Supplied text:
◇ ◇ ◇ ◇ ◇

Photo Credit: Jordan Strauss /AP
Writer and director Barry Jenkins has announced his next film project!
To follow-up his Oscar winning film, "Moonlight", Jenkins is now set to adapt James Baldwin's 1974 novel "If Beale Street Could Talk" for the screen. In the fiction book, Baldwin tells the story of a young Harlem couple named Fonny and Tish, whose love is tested when Fonny is set up by a racist police officer and falsely accused of raping a woman; Tish then tries to prove her fiancé's innocence while carrying their first child.

◇ ◇ ◇ ◇ ◇

Record extracts:
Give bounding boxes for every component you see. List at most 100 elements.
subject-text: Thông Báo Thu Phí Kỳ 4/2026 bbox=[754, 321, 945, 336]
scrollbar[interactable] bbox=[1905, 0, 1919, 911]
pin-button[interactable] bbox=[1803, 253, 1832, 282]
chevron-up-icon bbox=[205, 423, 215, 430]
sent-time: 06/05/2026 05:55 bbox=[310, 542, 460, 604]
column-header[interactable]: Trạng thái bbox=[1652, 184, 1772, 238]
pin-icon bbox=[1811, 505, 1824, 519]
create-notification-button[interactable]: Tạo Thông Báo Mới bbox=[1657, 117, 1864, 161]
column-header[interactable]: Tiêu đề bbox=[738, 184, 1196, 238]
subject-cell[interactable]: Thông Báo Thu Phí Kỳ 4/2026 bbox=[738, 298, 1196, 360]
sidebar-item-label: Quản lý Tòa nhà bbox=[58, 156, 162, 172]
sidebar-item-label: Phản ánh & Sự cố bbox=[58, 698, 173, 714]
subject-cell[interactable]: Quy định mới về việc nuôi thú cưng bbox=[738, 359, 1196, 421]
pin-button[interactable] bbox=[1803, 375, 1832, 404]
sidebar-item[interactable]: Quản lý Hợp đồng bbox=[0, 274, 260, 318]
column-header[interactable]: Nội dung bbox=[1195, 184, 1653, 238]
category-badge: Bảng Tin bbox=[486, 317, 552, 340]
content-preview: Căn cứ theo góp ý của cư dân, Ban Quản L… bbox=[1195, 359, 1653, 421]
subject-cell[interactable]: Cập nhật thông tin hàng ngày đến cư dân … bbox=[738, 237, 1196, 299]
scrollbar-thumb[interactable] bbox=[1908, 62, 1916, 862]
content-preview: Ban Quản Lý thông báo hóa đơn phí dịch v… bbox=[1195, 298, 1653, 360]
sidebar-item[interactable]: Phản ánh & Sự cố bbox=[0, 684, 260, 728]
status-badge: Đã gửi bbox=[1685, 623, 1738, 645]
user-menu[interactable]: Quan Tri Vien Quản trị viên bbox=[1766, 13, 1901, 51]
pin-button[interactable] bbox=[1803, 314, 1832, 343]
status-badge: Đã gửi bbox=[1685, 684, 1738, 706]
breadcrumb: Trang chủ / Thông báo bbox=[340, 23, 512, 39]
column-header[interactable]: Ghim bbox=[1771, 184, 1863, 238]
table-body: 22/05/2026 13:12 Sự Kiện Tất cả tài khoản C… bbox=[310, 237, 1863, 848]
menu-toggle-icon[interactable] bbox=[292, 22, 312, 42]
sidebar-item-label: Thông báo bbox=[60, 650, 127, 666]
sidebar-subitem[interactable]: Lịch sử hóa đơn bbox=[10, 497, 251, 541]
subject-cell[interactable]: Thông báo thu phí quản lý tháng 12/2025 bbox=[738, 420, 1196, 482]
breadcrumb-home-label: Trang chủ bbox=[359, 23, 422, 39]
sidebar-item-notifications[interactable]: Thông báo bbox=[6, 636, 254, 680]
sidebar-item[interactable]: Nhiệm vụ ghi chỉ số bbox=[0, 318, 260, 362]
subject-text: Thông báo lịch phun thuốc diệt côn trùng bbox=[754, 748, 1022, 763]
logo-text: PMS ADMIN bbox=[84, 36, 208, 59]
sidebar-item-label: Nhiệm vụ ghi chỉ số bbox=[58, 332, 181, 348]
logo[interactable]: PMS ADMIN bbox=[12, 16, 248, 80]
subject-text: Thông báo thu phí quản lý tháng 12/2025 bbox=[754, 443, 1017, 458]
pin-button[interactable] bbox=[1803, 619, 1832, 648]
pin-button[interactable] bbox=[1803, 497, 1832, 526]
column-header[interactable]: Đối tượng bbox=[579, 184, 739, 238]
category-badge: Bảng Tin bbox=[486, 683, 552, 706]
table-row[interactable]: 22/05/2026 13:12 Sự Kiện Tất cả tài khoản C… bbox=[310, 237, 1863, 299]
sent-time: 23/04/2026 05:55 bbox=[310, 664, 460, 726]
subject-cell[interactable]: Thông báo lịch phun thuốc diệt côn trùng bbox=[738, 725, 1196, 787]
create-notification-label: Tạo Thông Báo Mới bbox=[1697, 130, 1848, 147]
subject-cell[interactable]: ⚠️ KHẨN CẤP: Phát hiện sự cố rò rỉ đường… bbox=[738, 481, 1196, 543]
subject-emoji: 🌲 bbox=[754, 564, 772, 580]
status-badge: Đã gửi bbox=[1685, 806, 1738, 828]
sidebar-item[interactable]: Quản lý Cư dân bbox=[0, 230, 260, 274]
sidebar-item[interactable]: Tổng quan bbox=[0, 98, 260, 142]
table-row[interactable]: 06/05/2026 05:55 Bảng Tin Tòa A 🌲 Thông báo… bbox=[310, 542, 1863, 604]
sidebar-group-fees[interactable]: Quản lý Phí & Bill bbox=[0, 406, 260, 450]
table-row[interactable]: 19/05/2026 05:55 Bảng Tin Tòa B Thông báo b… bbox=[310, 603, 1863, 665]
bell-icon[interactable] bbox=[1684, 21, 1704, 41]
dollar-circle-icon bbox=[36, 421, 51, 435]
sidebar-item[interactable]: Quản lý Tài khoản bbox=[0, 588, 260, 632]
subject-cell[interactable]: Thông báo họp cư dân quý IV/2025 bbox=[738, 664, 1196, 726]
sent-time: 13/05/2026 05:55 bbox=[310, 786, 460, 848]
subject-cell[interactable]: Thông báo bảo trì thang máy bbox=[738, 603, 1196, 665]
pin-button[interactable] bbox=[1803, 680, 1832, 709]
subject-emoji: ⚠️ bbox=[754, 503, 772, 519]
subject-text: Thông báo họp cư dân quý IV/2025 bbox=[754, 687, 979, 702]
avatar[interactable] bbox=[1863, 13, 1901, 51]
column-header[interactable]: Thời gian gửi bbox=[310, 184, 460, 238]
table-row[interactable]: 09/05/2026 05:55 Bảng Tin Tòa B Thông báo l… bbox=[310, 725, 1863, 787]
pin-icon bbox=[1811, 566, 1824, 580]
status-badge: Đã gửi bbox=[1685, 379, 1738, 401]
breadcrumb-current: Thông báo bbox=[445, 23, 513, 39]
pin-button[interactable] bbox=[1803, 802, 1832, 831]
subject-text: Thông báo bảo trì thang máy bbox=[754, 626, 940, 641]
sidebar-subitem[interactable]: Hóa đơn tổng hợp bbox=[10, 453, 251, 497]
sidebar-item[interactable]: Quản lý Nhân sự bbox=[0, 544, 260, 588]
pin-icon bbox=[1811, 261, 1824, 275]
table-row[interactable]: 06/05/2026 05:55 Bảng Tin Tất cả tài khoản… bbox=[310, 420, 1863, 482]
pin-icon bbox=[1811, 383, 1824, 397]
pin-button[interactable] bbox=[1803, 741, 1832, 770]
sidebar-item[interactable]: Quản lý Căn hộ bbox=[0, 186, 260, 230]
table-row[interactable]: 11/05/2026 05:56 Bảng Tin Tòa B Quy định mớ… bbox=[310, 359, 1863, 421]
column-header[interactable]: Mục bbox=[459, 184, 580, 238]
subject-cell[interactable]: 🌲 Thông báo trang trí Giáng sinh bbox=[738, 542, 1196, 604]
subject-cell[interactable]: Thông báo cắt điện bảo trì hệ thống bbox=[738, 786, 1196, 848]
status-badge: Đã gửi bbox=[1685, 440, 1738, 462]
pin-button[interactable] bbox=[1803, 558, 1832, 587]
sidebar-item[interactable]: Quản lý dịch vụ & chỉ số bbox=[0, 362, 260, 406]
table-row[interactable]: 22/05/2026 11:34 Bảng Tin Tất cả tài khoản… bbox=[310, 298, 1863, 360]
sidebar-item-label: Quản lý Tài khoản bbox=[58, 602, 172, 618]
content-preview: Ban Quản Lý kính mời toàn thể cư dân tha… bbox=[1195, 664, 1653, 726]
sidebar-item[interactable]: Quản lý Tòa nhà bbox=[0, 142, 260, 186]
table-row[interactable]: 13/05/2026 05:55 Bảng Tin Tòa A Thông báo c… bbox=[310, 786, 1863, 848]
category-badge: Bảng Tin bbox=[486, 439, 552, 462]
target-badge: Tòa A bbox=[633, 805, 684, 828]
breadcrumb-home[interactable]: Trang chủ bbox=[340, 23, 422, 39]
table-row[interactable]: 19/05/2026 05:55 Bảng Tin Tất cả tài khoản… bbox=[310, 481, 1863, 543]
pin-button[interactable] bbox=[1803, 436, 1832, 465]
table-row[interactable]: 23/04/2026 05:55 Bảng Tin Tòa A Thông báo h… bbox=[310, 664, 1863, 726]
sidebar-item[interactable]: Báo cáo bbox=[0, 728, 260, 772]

◇ ◇ ◇ ◇ ◇

Exercise requirements: Please set down the stretch of the Barry Jenkins film announcement from "Photo Credit: Jordan" through "their first child.", copied word for word.

Solution to the exercise:
Photo Credit: Jordan Strauss /AP
Writer and director Barry Jenkins has announced his next film project!
To follow-up his Oscar winning film, "Moonlight", Jenkins is now set to adapt James Baldwin's 1974 novel "If Beale Street Could Talk" for the screen. In the fiction book, Baldwin tells the story of a young Harlem couple named Fonny and Tish, whose love is tested when Fonny is set up by a racist police officer and falsely accused of raping a woman; Tish then tries to prove her fiancé's innocence while carrying their first child.